(Data listing)

──────────────────────────────

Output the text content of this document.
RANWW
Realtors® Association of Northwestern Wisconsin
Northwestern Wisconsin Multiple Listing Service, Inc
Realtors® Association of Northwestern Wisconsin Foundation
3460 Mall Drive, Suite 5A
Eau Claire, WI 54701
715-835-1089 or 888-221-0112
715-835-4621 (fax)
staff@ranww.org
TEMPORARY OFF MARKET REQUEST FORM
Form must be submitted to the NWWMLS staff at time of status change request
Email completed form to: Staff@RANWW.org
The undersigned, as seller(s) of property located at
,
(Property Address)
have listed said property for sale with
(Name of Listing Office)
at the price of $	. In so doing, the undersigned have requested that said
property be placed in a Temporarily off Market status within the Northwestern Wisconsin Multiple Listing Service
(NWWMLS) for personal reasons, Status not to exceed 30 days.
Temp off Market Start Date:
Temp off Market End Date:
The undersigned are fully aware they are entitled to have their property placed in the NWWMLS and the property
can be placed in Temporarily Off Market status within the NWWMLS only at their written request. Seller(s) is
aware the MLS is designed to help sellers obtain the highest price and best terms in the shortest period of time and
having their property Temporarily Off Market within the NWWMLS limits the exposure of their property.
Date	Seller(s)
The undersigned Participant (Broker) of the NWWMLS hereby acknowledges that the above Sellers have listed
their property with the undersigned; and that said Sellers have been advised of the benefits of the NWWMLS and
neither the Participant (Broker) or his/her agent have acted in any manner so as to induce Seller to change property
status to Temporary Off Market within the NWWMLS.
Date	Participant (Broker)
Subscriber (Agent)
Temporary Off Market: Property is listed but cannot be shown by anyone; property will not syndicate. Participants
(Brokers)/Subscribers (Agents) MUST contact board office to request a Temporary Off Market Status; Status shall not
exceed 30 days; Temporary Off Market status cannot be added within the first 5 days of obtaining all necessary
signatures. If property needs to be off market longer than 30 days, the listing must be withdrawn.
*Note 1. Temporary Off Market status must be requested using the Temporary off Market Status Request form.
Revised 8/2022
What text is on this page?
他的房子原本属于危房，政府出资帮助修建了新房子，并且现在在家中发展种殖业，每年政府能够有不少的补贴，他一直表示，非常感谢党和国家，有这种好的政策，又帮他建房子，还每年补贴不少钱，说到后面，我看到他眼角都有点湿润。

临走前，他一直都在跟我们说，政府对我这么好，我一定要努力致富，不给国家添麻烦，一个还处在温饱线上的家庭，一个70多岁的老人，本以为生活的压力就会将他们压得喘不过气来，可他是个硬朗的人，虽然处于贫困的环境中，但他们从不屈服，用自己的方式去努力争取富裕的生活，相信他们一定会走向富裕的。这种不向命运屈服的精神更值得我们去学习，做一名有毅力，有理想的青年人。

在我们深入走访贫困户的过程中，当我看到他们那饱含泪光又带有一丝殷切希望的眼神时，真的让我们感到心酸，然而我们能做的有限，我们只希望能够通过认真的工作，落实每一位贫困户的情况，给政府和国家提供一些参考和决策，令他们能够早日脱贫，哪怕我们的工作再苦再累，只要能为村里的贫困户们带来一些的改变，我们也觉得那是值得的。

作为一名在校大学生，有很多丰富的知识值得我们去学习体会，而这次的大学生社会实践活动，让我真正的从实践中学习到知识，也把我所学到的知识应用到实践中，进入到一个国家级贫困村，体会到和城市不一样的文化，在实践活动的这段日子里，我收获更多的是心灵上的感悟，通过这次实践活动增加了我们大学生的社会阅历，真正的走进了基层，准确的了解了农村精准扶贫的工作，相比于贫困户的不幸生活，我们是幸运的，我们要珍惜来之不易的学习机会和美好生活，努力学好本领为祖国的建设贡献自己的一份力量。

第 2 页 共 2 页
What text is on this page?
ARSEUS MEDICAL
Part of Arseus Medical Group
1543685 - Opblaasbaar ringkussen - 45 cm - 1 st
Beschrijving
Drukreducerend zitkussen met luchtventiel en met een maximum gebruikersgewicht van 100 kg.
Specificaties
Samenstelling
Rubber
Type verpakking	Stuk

──────────────────────────────

■ **YOUR GOAL**:
Some lines of the data above may hold the word "Multiple"; report how many do, and nothing else.

■ **RIGHT ANSWER**:
2